Stated exercise
Format the lines between the one holding "Give bounding boxes" and the one holding "y-tick-label: 0: [67, 504, 82, 530]", inclusive, as a JSON list of strings, one string per line. Skip blank lines and leave the pictures out.

Exercise input
******************************

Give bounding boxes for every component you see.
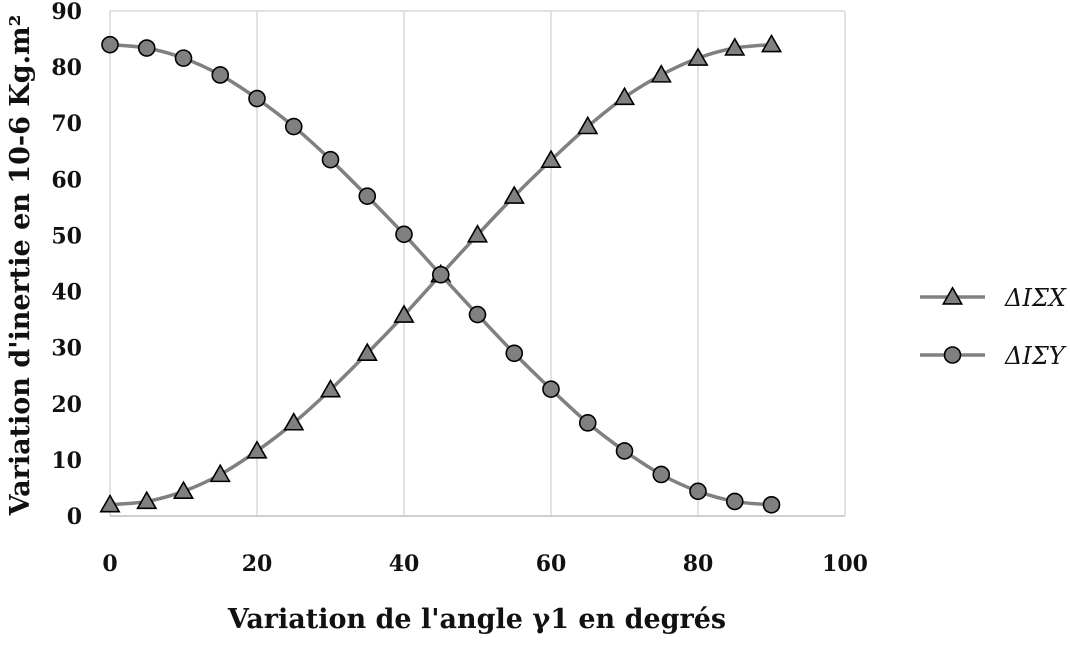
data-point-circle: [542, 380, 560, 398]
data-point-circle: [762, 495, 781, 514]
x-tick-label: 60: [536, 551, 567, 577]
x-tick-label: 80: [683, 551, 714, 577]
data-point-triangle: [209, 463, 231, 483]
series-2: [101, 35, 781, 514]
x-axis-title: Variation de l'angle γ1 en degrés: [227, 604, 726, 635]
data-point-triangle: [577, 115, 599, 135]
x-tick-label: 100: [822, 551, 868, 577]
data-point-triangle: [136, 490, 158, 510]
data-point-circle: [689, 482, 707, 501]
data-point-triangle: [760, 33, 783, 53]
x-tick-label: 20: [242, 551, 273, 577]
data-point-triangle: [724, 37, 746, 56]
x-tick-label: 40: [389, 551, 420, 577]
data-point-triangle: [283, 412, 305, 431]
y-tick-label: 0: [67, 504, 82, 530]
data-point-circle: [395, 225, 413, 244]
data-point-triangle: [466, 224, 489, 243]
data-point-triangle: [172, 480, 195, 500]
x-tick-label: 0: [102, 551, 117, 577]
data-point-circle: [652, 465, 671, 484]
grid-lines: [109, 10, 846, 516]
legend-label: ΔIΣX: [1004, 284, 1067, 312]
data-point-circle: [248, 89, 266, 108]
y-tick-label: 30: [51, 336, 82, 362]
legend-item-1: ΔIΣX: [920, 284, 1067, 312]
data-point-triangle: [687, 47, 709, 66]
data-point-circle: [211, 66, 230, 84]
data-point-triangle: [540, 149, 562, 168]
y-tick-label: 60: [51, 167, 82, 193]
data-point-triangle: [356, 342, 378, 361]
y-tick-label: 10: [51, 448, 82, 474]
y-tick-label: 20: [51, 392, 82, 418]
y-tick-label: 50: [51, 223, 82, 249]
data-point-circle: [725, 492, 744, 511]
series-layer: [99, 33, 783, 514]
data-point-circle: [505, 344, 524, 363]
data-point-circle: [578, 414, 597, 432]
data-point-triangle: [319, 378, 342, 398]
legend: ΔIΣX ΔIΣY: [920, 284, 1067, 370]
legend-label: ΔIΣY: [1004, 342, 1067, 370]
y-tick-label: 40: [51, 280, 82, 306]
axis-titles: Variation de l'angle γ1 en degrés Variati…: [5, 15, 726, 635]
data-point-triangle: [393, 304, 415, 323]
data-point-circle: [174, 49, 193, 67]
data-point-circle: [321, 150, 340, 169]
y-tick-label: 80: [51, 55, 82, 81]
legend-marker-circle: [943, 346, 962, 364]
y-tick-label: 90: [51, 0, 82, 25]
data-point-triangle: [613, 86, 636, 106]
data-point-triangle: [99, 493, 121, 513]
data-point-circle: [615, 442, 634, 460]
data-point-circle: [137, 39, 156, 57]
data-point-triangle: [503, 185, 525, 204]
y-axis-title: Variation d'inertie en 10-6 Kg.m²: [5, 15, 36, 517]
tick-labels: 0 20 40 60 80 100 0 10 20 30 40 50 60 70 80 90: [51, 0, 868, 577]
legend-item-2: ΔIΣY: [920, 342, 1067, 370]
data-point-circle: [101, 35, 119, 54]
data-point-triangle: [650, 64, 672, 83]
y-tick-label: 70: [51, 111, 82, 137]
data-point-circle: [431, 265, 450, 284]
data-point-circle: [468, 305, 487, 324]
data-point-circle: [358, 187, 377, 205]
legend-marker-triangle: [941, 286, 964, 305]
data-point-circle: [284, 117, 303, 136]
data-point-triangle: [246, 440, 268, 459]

******************************

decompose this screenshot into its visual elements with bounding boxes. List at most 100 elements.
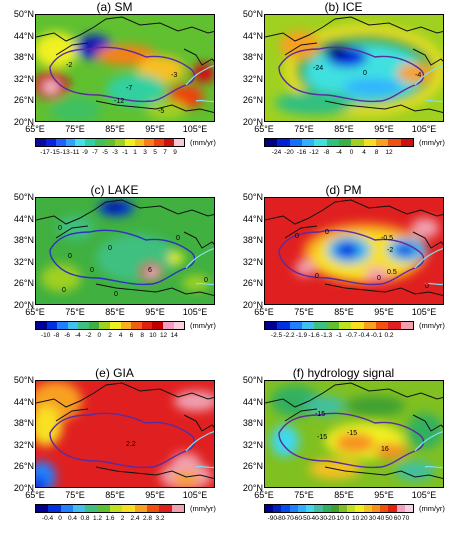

******************************

Full response
[
  "Give bounding boxes for every component you see.",
  "data-point-circle: [542, 380, 560, 398]",
  "data-point-circle: [762, 495, 781, 514]",
  "x-tick-label: 60: [536, 551, 567, 577]",
  "x-tick-label: 80: [683, 551, 714, 577]",
  "data-point-triangle: [209, 463, 231, 483]",
  "series-2: [101, 35, 781, 514]",
  "x-axis-title: Variation de l'angle γ1 en degrés: [227, 604, 726, 635]",
  "data-point-triangle: [577, 115, 599, 135]",
  "x-tick-label: 100: [822, 551, 868, 577]",
  "data-point-triangle: [136, 490, 158, 510]",
  "data-point-circle: [689, 482, 707, 501]",
  "data-point-triangle: [760, 33, 783, 53]",
  "x-tick-label: 20: [242, 551, 273, 577]",
  "data-point-triangle: [724, 37, 746, 56]",
  "x-tick-label: 40: [389, 551, 420, 577]",
  "data-point-triangle: [283, 412, 305, 431]",
  "y-tick-label: 0: [67, 504, 82, 530]"
]